═══ Supplied data

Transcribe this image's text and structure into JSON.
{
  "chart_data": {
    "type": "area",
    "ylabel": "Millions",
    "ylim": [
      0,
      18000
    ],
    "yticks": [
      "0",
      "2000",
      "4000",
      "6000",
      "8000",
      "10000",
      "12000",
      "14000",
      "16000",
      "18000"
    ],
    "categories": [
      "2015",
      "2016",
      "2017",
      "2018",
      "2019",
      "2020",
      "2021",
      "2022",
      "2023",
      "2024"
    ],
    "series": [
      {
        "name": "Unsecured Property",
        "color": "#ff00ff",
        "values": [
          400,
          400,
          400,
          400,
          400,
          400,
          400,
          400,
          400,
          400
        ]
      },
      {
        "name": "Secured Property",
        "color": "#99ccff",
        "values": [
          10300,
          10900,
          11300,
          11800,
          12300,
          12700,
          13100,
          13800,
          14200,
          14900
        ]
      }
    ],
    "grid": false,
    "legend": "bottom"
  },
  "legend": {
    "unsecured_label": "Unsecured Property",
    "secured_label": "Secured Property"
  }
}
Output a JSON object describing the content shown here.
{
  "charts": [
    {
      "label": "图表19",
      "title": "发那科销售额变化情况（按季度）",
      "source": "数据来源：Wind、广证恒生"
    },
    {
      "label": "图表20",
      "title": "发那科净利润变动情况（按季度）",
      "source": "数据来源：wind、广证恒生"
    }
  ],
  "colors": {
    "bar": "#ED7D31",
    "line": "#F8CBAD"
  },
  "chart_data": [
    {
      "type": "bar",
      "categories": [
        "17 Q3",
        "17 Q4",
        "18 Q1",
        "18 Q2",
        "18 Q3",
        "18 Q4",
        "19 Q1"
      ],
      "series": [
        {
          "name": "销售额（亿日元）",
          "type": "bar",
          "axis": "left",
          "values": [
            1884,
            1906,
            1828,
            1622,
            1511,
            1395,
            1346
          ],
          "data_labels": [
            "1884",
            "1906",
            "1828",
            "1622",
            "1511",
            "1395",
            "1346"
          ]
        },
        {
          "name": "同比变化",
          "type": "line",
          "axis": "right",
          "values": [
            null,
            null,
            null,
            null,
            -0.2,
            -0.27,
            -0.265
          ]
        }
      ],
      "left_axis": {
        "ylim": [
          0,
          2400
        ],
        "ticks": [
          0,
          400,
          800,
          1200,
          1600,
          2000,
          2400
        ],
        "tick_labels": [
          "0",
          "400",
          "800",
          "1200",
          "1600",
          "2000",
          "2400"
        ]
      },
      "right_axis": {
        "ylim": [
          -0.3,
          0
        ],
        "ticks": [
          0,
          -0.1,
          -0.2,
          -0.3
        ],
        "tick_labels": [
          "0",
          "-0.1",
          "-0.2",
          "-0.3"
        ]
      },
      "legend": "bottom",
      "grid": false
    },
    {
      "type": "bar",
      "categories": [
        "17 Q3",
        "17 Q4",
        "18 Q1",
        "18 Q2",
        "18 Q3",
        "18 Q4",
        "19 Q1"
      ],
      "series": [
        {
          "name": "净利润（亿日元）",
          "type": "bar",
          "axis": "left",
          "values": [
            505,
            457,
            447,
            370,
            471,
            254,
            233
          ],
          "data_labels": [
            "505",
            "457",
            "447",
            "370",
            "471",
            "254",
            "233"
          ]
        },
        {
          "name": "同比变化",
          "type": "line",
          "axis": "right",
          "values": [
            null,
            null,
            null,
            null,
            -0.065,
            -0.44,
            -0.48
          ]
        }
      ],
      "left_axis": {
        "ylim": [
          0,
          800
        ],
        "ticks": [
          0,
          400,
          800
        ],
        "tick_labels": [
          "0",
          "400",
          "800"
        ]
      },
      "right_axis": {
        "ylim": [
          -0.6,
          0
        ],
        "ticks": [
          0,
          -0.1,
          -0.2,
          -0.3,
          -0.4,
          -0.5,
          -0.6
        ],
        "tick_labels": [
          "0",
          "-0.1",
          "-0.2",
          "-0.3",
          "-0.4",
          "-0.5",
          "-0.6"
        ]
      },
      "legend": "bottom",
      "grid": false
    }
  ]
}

══════

**Set task:** Quote every line of the data, word for word.

**Exercise response:**
Transcribe this image's text and structure into JSON.
{
  "chart_data": {
    "type": "area",
    "ylabel": "Millions",
    "ylim": [
      0,
      18000
    ],
    "yticks": [
      "0",
      "2000",
      "4000",
      "6000",
      "8000",
      "10000",
      "12000",
      "14000",
      "16000",
      "18000"
    ],
    "categories": [
      "2015",
      "2016",
      "2017",
      "2018",
      "2019",
      "2020",
      "2021",
      "2022",
      "2023",
      "2024"
    ],
    "series": [
      {
        "name": "Unsecured Property",
        "color": "#ff00ff",
        "values": [
          400,
          400,
          400,
          400,
          400,
          400,
          400,
          400,
          400,
          400
        ]
      },
      {
        "name": "Secured Property",
        "color": "#99ccff",
        "values": [
          10300,
          10900,
          11300,
          11800,
          12300,
          12700,
          13100,
          13800,
          14200,
          14900
        ]
      }
    ],
    "grid": false,
    "legend": "bottom"
  },
  "legend": {
    "unsecured_label": "Unsecured Property",
    "secured_label": "Secured Property"
  }
}
Output a JSON object describing the content shown here.
{
  "charts": [
    {
      "label": "图表19",
      "title": "发那科销售额变化情况（按季度）",
      "source": "数据来源：Wind、广证恒生"
    },
    {
      "label": "图表20",
      "title": "发那科净利润变动情况（按季度）",
      "source": "数据来源：wind、广证恒生"
    }
  ],
  "colors": {
    "bar": "#ED7D31",
    "line": "#F8CBAD"
  },
  "chart_data": [
    {
      "type": "bar",
      "categories": [
        "17 Q3",
        "17 Q4",
        "18 Q1",
        "18 Q2",
        "18 Q3",
        "18 Q4",
        "19 Q1"
      ],
      "series": [
        {
          "name": "销售额（亿日元）",
          "type": "bar",
          "axis": "left",
          "values": [
            1884,
            1906,
            1828,
            1622,
            1511,
            1395,
            1346
          ],
          "data_labels": [
            "1884",
            "1906",
            "1828",
            "1622",
            "1511",
            "1395",
            "1346"
          ]
        },
        {
          "name": "同比变化",
          "type": "line",
          "axis": "right",
          "values": [
            null,
            null,
            null,
            null,
            -0.2,
            -0.27,
            -0.265
          ]
        }
      ],
      "left_axis": {
        "ylim": [
          0,
          2400
        ],
        "ticks": [
          0,
          400,
          800,
          1200,
          1600,
          2000,
          2400
        ],
        "tick_labels": [
          "0",
          "400",
          "800",
          "1200",
          "1600",
          "2000",
          "2400"
        ]
      },
      "right_axis": {
        "ylim": [
          -0.3,
          0
        ],
        "ticks": [
          0,
          -0.1,
          -0.2,
          -0.3
        ],
        "tick_labels": [
          "0",
          "-0.1",
          "-0.2",
          "-0.3"
        ]
      },
      "legend": "bottom",
      "grid": false
    },
    {
      "type": "bar",
      "categories": [
        "17 Q3",
        "17 Q4",
        "18 Q1",
        "18 Q2",
        "18 Q3",
        "18 Q4",
        "19 Q1"
      ],
      "series": [
        {
          "name": "净利润（亿日元）",
          "type": "bar",
          "axis": "left",
          "values": [
            505,
            457,
            447,
            370,
            471,
            254,
            233
          ],
          "data_labels": [
            "505",
            "457",
            "447",
            "370",
            "471",
            "254",
            "233"
          ]
        },
        {
          "name": "同比变化",
          "type": "line",
          "axis": "right",
          "values": [
            null,
            null,
            null,
            null,
            -0.065,
            -0.44,
            -0.48
          ]
        }
      ],
      "left_axis": {
        "ylim": [
          0,
          800
        ],
        "ticks": [
          0,
          400,
          800
        ],
        "tick_labels": [
          "0",
          "400",
          "800"
        ]
      },
      "right_axis": {
        "ylim": [
          -0.6,
          0
        ],
        "ticks": [
          0,
          -0.1,
          -0.2,
          -0.3,
          -0.4,
          -0.5,
          -0.6
        ],
        "tick_labels": [
          "0",
          "-0.1",
          "-0.2",
          "-0.3",
          "-0.4",
          "-0.5",
          "-0.6"
        ]
      },
      "legend": "bottom",
      "grid": false
    }
  ]
}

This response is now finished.